● **Task inputs**:
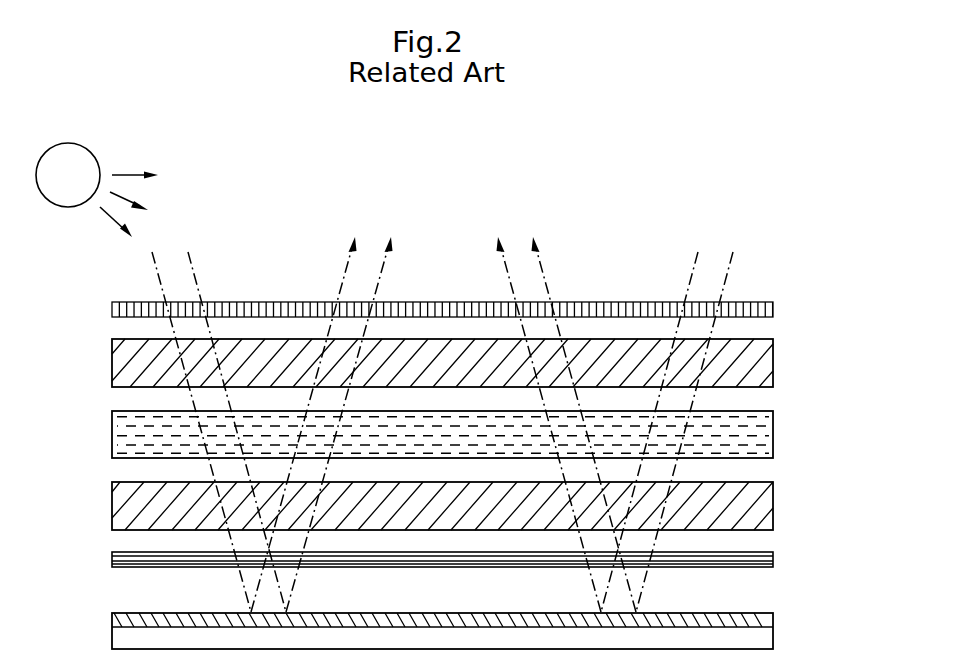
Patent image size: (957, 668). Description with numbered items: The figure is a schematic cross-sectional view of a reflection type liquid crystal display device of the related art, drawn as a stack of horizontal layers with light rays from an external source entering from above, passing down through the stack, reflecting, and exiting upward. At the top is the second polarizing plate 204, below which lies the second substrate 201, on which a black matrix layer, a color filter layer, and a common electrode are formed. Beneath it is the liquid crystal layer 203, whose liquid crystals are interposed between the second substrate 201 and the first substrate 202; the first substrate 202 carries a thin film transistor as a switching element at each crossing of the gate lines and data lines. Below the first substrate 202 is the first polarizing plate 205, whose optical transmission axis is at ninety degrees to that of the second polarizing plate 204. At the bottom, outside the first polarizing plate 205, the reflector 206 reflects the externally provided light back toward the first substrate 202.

The second substrate 201 is at (773, 362).
The first substrate 202 is at (773, 506).
The liquid crystal layer 203 is at (773, 434).
The second polarizing plate 204 is at (773, 309).
The first polarizing plate 205 is at (773, 559).
The reflector 206 is at (773, 631).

● **Task requirements**:
Turn the records above into a two-column CSV with the header description,positions. Give one row per record, with the description text and its list of locations each in one quoted field, line breaks turned into spaces, and the pictures left out.

● **Full output**:
description,positions
"Patent image size: (957, 668). Description with numbered items: The figure is a schematic cross-sectional view of a reflection type liquid crystal display device of the related art, drawn as a stack of horizontal layers with light rays from an external source entering from above, passing down through the stack, reflecting, and exiting upward. At the top is the second polarizing plate 204, below which lies the second substrate 201, on which a black matrix layer, a color filter layer, and a common electrode are formed. Beneath it is the liquid crystal layer 203, whose liquid crystals are interposed between the second substrate 201 and the first substrate 202; the first substrate 202 carries a thin film transistor as a switching element at each crossing of the gate lines and data lines. Below the first substrate 202 is the first polarizing plate 205, whose optical transmission axis is at ninety degrees to that of the second polarizing plate 204. At the bottom, outside the first polarizing plate 205, the reflector 206 reflects the externally provided light back toward the first substrate 202.","The second substrate 201 is at (773, 362). The first substrate 202 is at (773, 506). The liquid crystal layer 203 is at (773, 434). The second polarizing plate 204 is at (773, 309). The first polarizing plate 205 is at (773, 559). The reflector 206 is at (773, 631)."